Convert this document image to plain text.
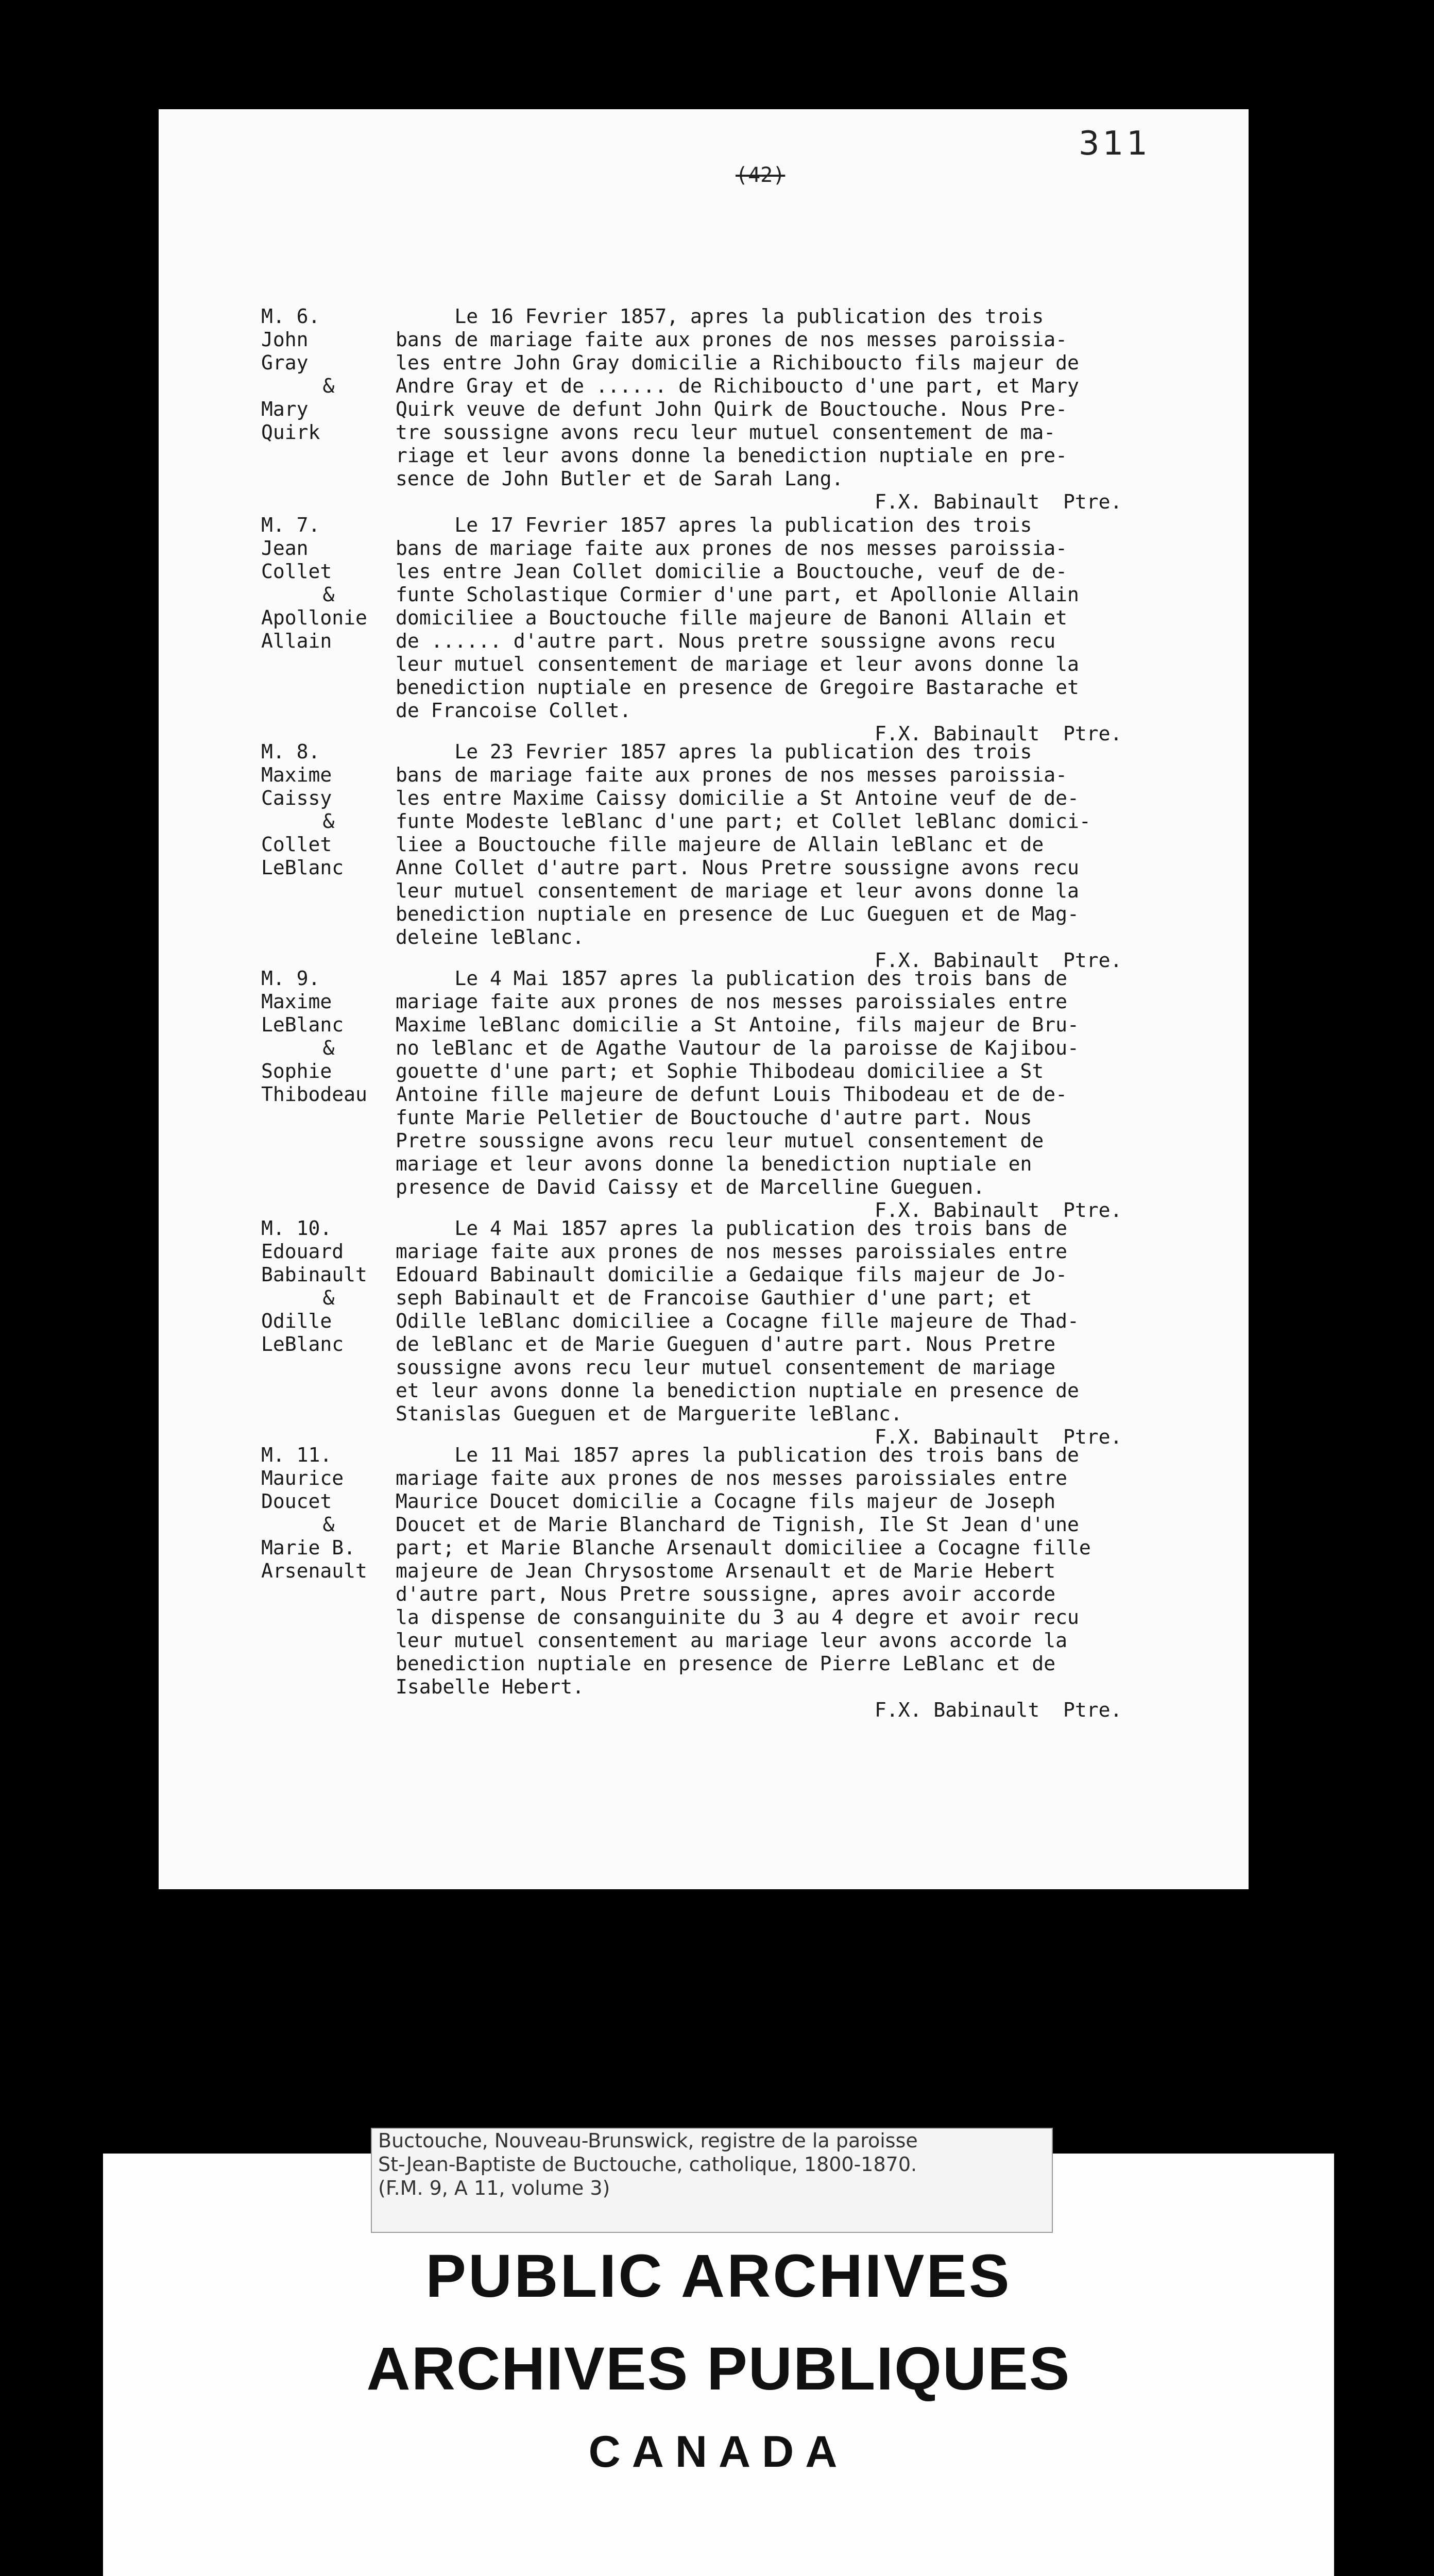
311
(42)
M. 6.
John
Gray
&
Mary
Quirk
Le 16 Fevrier 1857, apres la publication des trois
bans de mariage faite aux prones de nos messes paroissia-
les entre John Gray domicilie a Richiboucto fils majeur de
Andre Gray et de ...... de Richiboucto d'une part, et Mary
Quirk veuve de defunt John Quirk de Bouctouche. Nous Pre-
tre soussigne avons recu leur mutuel consentement de ma-
riage et leur avons donne la benediction nuptiale en pre-
sence de John Butler et de Sarah Lang.
F.X. Babinault  Ptre.
M. 7.
Jean
Collet
&
Apollonie
Allain
Le 17 Fevrier 1857 apres la publication des trois
bans de mariage faite aux prones de nos messes paroissia-
les entre Jean Collet domicilie a Bouctouche, veuf de de-
funte Scholastique Cormier d'une part, et Apollonie Allain
domiciliee a Bouctouche fille majeure de Banoni Allain et
de ...... d'autre part. Nous pretre soussigne avons recu
leur mutuel consentement de mariage et leur avons donne la
benediction nuptiale en presence de Gregoire Bastarache et
de Francoise Collet.
F.X. Babinault  Ptre.
M. 8.
Maxime
Caissy
&
Collet
LeBlanc
Le 23 Fevrier 1857 apres la publication des trois
bans de mariage faite aux prones de nos messes paroissia-
les entre Maxime Caissy domicilie a St Antoine veuf de de-
funte Modeste leBlanc d'une part; et Collet leBlanc domici-
liee a Bouctouche fille majeure de Allain leBlanc et de
Anne Collet d'autre part. Nous Pretre soussigne avons recu
leur mutuel consentement de mariage et leur avons donne la
benediction nuptiale en presence de Luc Gueguen et de Mag-
deleine leBlanc.
F.X. Babinault  Ptre.
M. 9.
Maxime
LeBlanc
&
Sophie
Thibodeau
Le 4 Mai 1857 apres la publication des trois bans de
mariage faite aux prones de nos messes paroissiales entre
Maxime leBlanc domicilie a St Antoine, fils majeur de Bru-
no leBlanc et de Agathe Vautour de la paroisse de Kajibou-
gouette d'une part; et Sophie Thibodeau domiciliee a St
Antoine fille majeure de defunt Louis Thibodeau et de de-
funte Marie Pelletier de Bouctouche d'autre part. Nous
Pretre soussigne avons recu leur mutuel consentement de
mariage et leur avons donne la benediction nuptiale en
presence de David Caissy et de Marcelline Gueguen.
F.X. Babinault  Ptre.
M. 10.
Edouard
Babinault
&
Odille
LeBlanc
Le 4 Mai 1857 apres la publication des trois bans de
mariage faite aux prones de nos messes paroissiales entre
Edouard Babinault domicilie a Gedaique fils majeur de Jo-
seph Babinault et de Francoise Gauthier d'une part; et
Odille leBlanc domiciliee a Cocagne fille majeure de Thad-
de leBlanc et de Marie Gueguen d'autre part. Nous Pretre
soussigne avons recu leur mutuel consentement de mariage
et leur avons donne la benediction nuptiale en presence de
Stanislas Gueguen et de Marguerite leBlanc.
F.X. Babinault  Ptre.
M. 11.
Maurice
Doucet
&
Marie B.
Arsenault
Le 11 Mai 1857 apres la publication des trois bans de
mariage faite aux prones de nos messes paroissiales entre
Maurice Doucet domicilie a Cocagne fils majeur de Joseph
Doucet et de Marie Blanchard de Tignish, Ile St Jean d'une
part; et Marie Blanche Arsenault domiciliee a Cocagne fille
majeure de Jean Chrysostome Arsenault et de Marie Hebert
d'autre part, Nous Pretre soussigne, apres avoir accorde
la dispense de consanguinite du 3 au 4 degre et avoir recu
leur mutuel consentement au mariage leur avons accorde la
benediction nuptiale en presence de Pierre LeBlanc et de
Isabelle Hebert.
F.X. Babinault  Ptre.
Buctouche, Nouveau-Brunswick, registre de la paroisse
St-Jean-Baptiste de Buctouche, catholique, 1800-1870.
(F.M. 9, A 11, volume 3)
PUBLIC ARCHIVES
ARCHIVES PUBLIQUES
CANADA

■ WHAT YOU NEED TO DO:
Search the lines above for the string "Caissy" and copy each line that has it.

■ WRITTEN RESPONSE:
Caissy
les entre Maxime Caissy domicilie a St Antoine veuf de de-
presence de David Caissy et de Marcelline Gueguen.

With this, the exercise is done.